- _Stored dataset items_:
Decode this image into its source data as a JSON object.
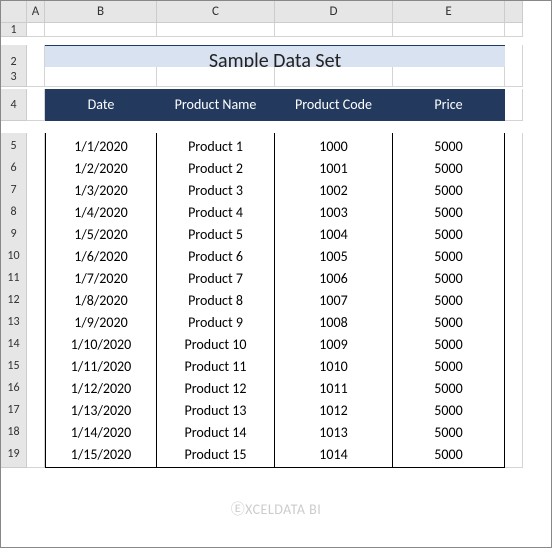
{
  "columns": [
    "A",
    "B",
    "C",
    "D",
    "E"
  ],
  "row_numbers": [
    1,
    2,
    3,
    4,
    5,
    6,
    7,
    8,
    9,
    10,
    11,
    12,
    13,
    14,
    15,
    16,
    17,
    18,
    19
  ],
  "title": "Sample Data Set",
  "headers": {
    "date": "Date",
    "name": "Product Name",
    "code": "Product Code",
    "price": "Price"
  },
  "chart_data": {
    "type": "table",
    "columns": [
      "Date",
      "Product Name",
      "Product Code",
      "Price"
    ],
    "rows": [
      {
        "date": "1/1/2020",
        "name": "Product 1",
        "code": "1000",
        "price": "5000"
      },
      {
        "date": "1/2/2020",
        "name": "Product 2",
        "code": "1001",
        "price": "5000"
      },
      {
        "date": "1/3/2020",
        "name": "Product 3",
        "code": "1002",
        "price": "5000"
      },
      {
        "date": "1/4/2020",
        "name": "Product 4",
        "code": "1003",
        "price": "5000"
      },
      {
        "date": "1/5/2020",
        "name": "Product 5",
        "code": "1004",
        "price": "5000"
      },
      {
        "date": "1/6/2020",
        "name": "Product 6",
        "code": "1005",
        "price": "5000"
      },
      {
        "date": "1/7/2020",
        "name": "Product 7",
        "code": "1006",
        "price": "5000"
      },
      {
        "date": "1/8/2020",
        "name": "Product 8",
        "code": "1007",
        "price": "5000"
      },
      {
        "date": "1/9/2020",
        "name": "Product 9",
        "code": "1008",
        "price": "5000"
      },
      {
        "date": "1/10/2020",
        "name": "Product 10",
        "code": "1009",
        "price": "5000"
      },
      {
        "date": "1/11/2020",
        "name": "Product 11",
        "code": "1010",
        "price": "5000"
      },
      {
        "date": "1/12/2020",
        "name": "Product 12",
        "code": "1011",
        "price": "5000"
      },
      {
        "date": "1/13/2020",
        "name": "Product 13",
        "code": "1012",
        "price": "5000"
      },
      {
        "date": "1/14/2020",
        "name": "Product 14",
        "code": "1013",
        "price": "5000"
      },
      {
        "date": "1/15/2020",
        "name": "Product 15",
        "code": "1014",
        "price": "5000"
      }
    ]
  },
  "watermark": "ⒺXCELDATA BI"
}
* * *
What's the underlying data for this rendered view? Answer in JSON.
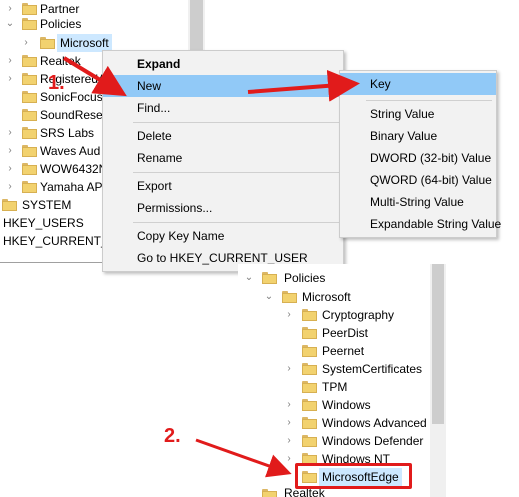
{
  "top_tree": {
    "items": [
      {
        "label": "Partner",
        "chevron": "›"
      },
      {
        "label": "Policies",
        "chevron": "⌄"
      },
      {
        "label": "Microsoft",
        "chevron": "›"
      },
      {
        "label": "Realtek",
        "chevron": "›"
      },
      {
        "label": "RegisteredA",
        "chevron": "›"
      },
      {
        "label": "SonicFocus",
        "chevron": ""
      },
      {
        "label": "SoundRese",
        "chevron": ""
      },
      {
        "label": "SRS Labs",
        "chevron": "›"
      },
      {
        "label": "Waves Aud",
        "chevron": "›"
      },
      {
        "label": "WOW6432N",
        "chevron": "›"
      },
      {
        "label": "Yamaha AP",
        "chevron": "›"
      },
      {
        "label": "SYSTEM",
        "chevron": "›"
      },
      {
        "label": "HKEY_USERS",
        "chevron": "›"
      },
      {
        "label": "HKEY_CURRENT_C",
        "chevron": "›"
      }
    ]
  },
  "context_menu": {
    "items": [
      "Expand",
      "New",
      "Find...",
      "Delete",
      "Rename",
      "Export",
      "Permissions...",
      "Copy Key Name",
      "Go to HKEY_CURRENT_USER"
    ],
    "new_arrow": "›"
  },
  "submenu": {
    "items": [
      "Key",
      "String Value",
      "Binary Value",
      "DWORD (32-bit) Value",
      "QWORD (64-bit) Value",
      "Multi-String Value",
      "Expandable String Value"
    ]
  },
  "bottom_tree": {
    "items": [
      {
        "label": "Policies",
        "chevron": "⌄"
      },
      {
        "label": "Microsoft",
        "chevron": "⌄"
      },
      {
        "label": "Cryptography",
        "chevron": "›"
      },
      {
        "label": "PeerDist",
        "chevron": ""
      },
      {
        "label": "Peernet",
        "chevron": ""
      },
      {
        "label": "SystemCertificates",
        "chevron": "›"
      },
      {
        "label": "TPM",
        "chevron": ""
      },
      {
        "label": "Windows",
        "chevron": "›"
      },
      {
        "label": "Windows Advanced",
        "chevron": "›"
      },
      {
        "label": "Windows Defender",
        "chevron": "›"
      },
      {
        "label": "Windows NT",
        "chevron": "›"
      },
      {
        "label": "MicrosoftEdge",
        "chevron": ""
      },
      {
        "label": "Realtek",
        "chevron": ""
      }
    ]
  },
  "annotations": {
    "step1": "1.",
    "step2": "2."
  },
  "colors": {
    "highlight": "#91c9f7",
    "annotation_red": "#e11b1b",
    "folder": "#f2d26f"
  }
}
...
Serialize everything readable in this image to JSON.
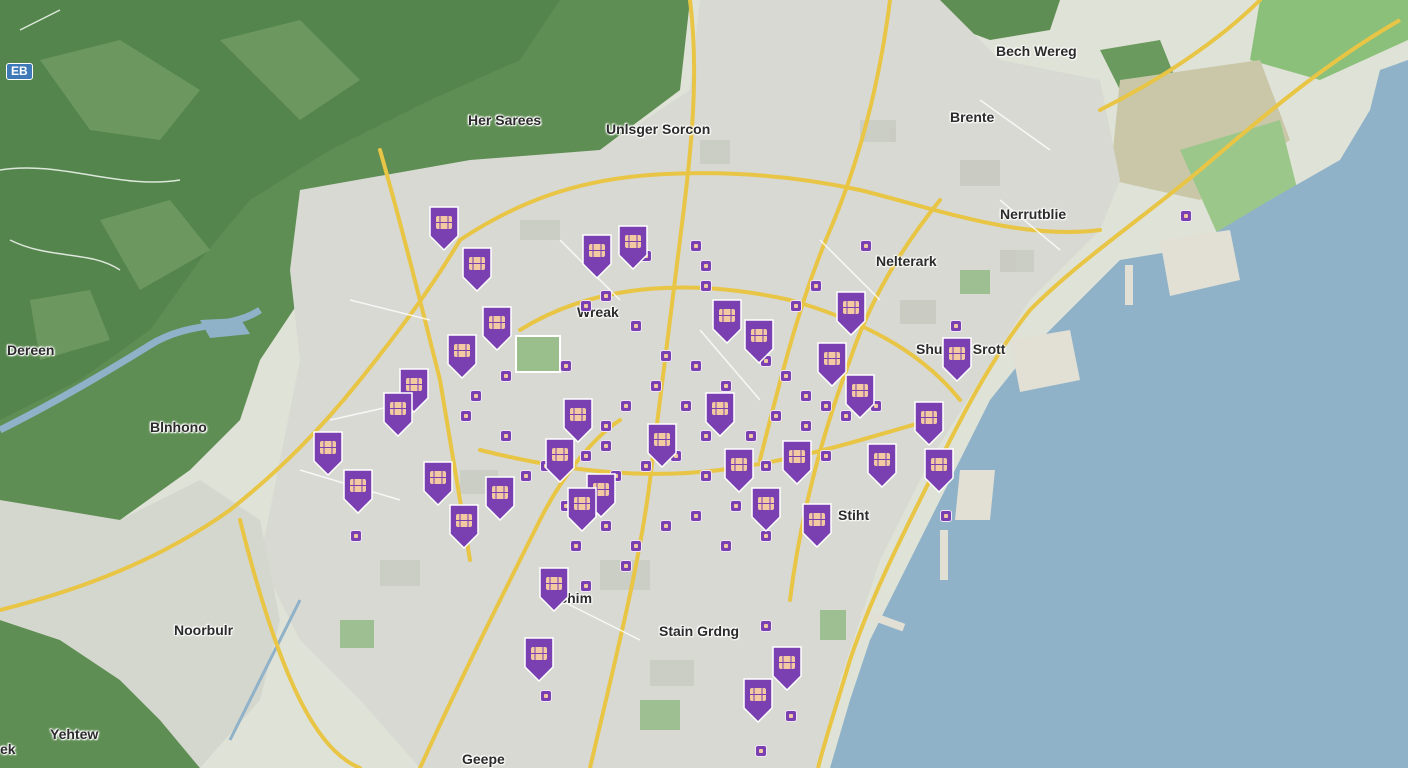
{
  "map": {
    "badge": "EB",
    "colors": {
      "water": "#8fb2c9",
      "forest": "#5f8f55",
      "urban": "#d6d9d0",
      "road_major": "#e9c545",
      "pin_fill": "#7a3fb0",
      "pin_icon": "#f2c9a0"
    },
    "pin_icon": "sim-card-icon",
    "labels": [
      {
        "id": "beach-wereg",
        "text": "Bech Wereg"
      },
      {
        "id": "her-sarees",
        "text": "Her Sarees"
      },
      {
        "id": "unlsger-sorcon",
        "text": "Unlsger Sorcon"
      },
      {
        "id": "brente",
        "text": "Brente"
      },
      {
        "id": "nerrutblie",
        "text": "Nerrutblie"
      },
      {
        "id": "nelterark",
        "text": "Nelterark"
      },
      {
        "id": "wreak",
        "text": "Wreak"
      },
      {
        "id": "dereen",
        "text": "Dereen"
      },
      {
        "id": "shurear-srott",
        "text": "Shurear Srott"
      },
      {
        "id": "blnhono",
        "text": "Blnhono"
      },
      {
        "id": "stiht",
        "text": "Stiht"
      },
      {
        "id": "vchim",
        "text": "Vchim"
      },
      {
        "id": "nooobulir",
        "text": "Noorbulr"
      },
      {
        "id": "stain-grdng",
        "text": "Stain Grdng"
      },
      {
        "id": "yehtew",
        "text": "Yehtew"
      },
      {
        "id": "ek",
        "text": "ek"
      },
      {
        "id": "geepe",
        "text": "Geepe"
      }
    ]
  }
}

- _To do_:
Pull out each line holding the string "Value".

- _Full response_:
      "String Value",
      "Binary Value",
      "DWORD (32-bit) Value",
      "QWORD (64-bit) Value",
      "Multi-String Value",
      "Expandable String Value"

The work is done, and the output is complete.